Instructions for the task:
Repeat the listing in full, preserving every character.

Entries provided:

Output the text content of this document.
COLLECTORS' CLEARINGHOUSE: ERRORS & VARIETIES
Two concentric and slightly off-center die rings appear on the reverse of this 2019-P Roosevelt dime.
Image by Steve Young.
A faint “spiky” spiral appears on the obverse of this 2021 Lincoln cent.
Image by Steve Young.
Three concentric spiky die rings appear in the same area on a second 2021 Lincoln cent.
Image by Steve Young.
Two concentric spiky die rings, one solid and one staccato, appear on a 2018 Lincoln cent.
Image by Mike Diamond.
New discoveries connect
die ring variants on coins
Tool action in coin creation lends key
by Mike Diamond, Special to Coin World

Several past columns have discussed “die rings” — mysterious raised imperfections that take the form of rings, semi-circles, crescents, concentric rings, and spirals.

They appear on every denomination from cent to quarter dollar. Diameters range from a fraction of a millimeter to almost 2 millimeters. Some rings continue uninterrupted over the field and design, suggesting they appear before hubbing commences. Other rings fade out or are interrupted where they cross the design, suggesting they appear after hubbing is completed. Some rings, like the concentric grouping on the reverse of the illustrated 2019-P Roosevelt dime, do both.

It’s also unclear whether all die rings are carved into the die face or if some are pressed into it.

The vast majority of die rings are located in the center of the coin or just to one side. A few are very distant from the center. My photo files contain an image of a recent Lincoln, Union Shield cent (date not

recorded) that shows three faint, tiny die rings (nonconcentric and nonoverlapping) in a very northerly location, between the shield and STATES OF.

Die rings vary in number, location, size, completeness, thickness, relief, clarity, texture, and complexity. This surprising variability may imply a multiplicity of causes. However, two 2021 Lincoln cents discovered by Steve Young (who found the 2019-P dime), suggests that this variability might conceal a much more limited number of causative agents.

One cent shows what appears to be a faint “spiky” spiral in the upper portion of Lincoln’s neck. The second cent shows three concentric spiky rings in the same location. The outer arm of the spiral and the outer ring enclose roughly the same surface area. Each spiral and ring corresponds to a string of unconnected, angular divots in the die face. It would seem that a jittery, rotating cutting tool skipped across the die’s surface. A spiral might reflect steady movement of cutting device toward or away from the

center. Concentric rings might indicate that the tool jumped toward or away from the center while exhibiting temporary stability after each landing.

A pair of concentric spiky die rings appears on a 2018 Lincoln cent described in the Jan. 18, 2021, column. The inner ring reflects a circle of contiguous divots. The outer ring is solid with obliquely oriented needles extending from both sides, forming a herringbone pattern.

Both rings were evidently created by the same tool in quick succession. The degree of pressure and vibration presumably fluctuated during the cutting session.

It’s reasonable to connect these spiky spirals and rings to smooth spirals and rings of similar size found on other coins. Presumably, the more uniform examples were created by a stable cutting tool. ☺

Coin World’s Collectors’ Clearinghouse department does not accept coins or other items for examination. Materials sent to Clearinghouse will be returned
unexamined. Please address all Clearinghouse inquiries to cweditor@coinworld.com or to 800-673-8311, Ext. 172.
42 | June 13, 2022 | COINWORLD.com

Output below:
Output the text content of this document.
COLLECTORS' CLEARINGHOUSE: ERRORS & VARIETIES
Two concentric and slightly off-center die rings appear on the reverse of this 2019-P Roosevelt dime.
Image by Steve Young.
A faint “spiky” spiral appears on the obverse of this 2021 Lincoln cent.
Image by Steve Young.
Three concentric spiky die rings appear in the same area on a second 2021 Lincoln cent.
Image by Steve Young.
Two concentric spiky die rings, one solid and one staccato, appear on a 2018 Lincoln cent.
Image by Mike Diamond.
New discoveries connect
die ring variants on coins
Tool action in coin creation lends key
by Mike Diamond, Special to Coin World

Several past columns have discussed “die rings” — mysterious raised imperfections that take the form of rings, semi-circles, crescents, concentric rings, and spirals.

They appear on every denomination from cent to quarter dollar. Diameters range from a fraction of a millimeter to almost 2 millimeters. Some rings continue uninterrupted over the field and design, suggesting they appear before hubbing commences. Other rings fade out or are interrupted where they cross the design, suggesting they appear after hubbing is completed. Some rings, like the concentric grouping on the reverse of the illustrated 2019-P Roosevelt dime, do both.

It’s also unclear whether all die rings are carved into the die face or if some are pressed into it.

The vast majority of die rings are located in the center of the coin or just to one side. A few are very distant from the center. My photo files contain an image of a recent Lincoln, Union Shield cent (date not

recorded) that shows three faint, tiny die rings (nonconcentric and nonoverlapping) in a very northerly location, between the shield and STATES OF.

Die rings vary in number, location, size, completeness, thickness, relief, clarity, texture, and complexity. This surprising variability may imply a multiplicity of causes. However, two 2021 Lincoln cents discovered by Steve Young (who found the 2019-P dime), suggests that this variability might conceal a much more limited number of causative agents.

One cent shows what appears to be a faint “spiky” spiral in the upper portion of Lincoln’s neck. The second cent shows three concentric spiky rings in the same location. The outer arm of the spiral and the outer ring enclose roughly the same surface area. Each spiral and ring corresponds to a string of unconnected, angular divots in the die face. It would seem that a jittery, rotating cutting tool skipped across the die’s surface. A spiral might reflect steady movement of cutting device toward or away from the

center. Concentric rings might indicate that the tool jumped toward or away from the center while exhibiting temporary stability after each landing.

A pair of concentric spiky die rings appears on a 2018 Lincoln cent described in the Jan. 18, 2021, column. The inner ring reflects a circle of contiguous divots. The outer ring is solid with obliquely oriented needles extending from both sides, forming a herringbone pattern.

Both rings were evidently created by the same tool in quick succession. The degree of pressure and vibration presumably fluctuated during the cutting session.

It’s reasonable to connect these spiky spirals and rings to smooth spirals and rings of similar size found on other coins. Presumably, the more uniform examples were created by a stable cutting tool. ☺

Coin World’s Collectors’ Clearinghouse department does not accept coins or other items for examination. Materials sent to Clearinghouse will be returned
unexamined. Please address all Clearinghouse inquiries to cweditor@coinworld.com or to 800-673-8311, Ext. 172.
42 | June 13, 2022 | COINWORLD.com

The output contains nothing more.